_Work to be completed:_ Copy every line of the records below verbatim, leaving each name, text string, and set of coordinates unchanged.
[Provided material start]
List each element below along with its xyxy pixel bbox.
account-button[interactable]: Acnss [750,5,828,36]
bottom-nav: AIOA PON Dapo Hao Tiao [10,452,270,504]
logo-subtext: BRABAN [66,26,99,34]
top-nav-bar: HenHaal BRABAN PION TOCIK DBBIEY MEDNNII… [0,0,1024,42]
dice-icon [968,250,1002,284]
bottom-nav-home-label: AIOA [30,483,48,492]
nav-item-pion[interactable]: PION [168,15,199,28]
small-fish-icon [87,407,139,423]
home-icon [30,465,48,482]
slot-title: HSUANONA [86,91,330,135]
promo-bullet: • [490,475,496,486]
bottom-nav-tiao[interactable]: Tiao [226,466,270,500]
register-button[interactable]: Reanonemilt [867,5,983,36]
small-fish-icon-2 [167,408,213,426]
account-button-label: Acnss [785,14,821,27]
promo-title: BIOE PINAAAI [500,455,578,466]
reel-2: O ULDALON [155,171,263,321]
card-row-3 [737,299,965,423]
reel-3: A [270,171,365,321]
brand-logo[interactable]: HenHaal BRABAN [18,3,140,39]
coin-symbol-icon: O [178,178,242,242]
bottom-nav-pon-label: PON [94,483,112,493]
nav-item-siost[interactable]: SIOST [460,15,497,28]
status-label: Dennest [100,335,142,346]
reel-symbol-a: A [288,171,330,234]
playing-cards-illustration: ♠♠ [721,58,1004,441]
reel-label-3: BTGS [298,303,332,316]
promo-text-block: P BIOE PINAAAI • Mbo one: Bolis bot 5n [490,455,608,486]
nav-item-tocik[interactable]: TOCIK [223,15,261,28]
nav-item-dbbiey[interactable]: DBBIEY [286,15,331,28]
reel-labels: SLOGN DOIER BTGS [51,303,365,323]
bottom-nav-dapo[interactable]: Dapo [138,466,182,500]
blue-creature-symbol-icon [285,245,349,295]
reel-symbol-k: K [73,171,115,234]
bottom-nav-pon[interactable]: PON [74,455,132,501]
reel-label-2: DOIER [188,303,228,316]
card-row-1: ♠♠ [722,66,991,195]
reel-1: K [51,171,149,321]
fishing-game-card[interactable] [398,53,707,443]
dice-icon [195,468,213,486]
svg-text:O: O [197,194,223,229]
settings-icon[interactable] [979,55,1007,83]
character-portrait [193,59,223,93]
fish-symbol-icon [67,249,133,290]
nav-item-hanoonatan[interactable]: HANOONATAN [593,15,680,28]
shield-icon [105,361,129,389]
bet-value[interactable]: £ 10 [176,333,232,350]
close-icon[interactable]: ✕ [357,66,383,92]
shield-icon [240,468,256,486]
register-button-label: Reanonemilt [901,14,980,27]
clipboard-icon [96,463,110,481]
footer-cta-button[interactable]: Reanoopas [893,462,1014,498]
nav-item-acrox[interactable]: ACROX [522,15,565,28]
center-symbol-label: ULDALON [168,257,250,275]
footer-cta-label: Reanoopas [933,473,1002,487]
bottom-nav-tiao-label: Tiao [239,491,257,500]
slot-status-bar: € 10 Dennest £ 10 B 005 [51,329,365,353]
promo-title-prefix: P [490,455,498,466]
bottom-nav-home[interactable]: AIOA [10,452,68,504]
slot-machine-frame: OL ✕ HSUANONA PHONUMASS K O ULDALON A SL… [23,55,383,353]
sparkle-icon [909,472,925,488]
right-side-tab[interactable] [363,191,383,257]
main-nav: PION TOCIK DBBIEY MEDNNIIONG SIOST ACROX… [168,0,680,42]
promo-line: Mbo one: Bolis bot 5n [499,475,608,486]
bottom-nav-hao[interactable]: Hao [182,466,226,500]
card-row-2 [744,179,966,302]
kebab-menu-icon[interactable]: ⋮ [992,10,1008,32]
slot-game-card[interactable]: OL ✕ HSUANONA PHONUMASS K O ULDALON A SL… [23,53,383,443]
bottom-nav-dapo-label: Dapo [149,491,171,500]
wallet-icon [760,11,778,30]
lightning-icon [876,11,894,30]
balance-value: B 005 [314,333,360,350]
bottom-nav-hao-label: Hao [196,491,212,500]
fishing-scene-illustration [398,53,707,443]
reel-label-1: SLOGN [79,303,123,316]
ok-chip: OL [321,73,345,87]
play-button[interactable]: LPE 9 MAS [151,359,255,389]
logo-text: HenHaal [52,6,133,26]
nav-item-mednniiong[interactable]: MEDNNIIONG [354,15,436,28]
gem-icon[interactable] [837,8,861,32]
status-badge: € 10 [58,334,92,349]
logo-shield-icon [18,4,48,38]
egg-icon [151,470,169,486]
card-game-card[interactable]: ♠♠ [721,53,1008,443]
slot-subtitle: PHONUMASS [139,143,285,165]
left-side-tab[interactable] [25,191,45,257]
[Provided material end]
_Result:_
List each element below along with its xyxy pixel bbox.
account-button[interactable]: Acnss [750,5,828,36]
bottom-nav: AIOA PON Dapo Hao Tiao [10,452,270,504]
logo-subtext: BRABAN [66,26,99,34]
top-nav-bar: HenHaal BRABAN PION TOCIK DBBIEY MEDNNII… [0,0,1024,42]
dice-icon [968,250,1002,284]
bottom-nav-home-label: AIOA [30,483,48,492]
nav-item-pion[interactable]: PION [168,15,199,28]
small-fish-icon [87,407,139,423]
home-icon [30,465,48,482]
slot-title: HSUANONA [86,91,330,135]
promo-bullet: • [490,475,496,486]
bottom-nav-tiao[interactable]: Tiao [226,466,270,500]
register-button[interactable]: Reanonemilt [867,5,983,36]
small-fish-icon-2 [167,408,213,426]
account-button-label: Acnss [785,14,821,27]
promo-title: BIOE PINAAAI [500,455,578,466]
reel-2: O ULDALON [155,171,263,321]
card-row-3 [737,299,965,423]
reel-3: A [270,171,365,321]
brand-logo[interactable]: HenHaal BRABAN [18,3,140,39]
coin-symbol-icon: O [178,178,242,242]
bottom-nav-pon-label: PON [94,483,112,493]
nav-item-siost[interactable]: SIOST [460,15,497,28]
status-label: Dennest [100,335,142,346]
reel-symbol-a: A [288,171,330,234]
playing-cards-illustration: ♠♠ [721,58,1004,441]
reel-label-3: BTGS [298,303,332,316]
promo-text-block: P BIOE PINAAAI • Mbo one: Bolis bot 5n [490,455,608,486]
nav-item-tocik[interactable]: TOCIK [223,15,261,28]
nav-item-dbbiey[interactable]: DBBIEY [286,15,331,28]
reel-labels: SLOGN DOIER BTGS [51,303,365,323]
bottom-nav-dapo[interactable]: Dapo [138,466,182,500]
blue-creature-symbol-icon [285,245,349,295]
reel-symbol-k: K [73,171,115,234]
bottom-nav-pon[interactable]: PON [74,455,132,501]
reel-label-2: DOIER [188,303,228,316]
card-row-1: ♠♠ [722,66,991,195]
reel-1: K [51,171,149,321]
fishing-game-card[interactable] [398,53,707,443]
dice-icon [195,468,213,486]
svg-text:O: O [197,194,223,229]
settings-icon[interactable] [979,55,1007,83]
character-portrait [193,59,223,93]
fish-symbol-icon [67,249,133,290]
nav-item-hanoonatan[interactable]: HANOONATAN [593,15,680,28]
shield-icon [105,361,129,389]
bet-value[interactable]: £ 10 [176,333,232,350]
close-icon[interactable]: ✕ [357,66,383,92]
shield-icon [240,468,256,486]
register-button-label: Reanonemilt [901,14,980,27]
clipboard-icon [96,463,110,481]
footer-cta-button[interactable]: Reanoopas [893,462,1014,498]
nav-item-acrox[interactable]: ACROX [522,15,565,28]
center-symbol-label: ULDALON [168,257,250,275]
footer-cta-label: Reanoopas [933,473,1002,487]
bottom-nav-tiao-label: Tiao [239,491,257,500]
slot-status-bar: € 10 Dennest £ 10 B 005 [51,329,365,353]
promo-title-prefix: P [490,455,498,466]
bottom-nav-home[interactable]: AIOA [10,452,68,504]
slot-machine-frame: OL ✕ HSUANONA PHONUMASS K O ULDALON A SL… [23,55,383,353]
sparkle-icon [909,472,925,488]
right-side-tab[interactable] [363,191,383,257]
main-nav: PION TOCIK DBBIEY MEDNNIIONG SIOST ACROX… [168,0,680,42]
promo-line: Mbo one: Bolis bot 5n [499,475,608,486]
bottom-nav-hao[interactable]: Hao [182,466,226,500]
card-row-2 [744,179,966,302]
kebab-menu-icon[interactable]: ⋮ [992,10,1008,32]
slot-game-card[interactable]: OL ✕ HSUANONA PHONUMASS K O ULDALON A SL… [23,53,383,443]
bottom-nav-dapo-label: Dapo [149,491,171,500]
wallet-icon [760,11,778,30]
lightning-icon [876,11,894,30]
balance-value: B 005 [314,333,360,350]
bottom-nav-hao-label: Hao [196,491,212,500]
fishing-scene-illustration [398,53,707,443]
reel-label-1: SLOGN [79,303,123,316]
ok-chip: OL [321,73,345,87]
play-button[interactable]: LPE 9 MAS [151,359,255,389]
logo-text: HenHaal [52,6,133,26]
nav-item-mednniiong[interactable]: MEDNNIIONG [354,15,436,28]
gem-icon[interactable] [837,8,861,32]
status-badge: € 10 [58,334,92,349]
logo-shield-icon [18,4,48,38]
egg-icon [151,470,169,486]
card-game-card[interactable]: ♠♠ [721,53,1008,443]
slot-subtitle: PHONUMASS [139,143,285,165]
left-side-tab[interactable] [25,191,45,257]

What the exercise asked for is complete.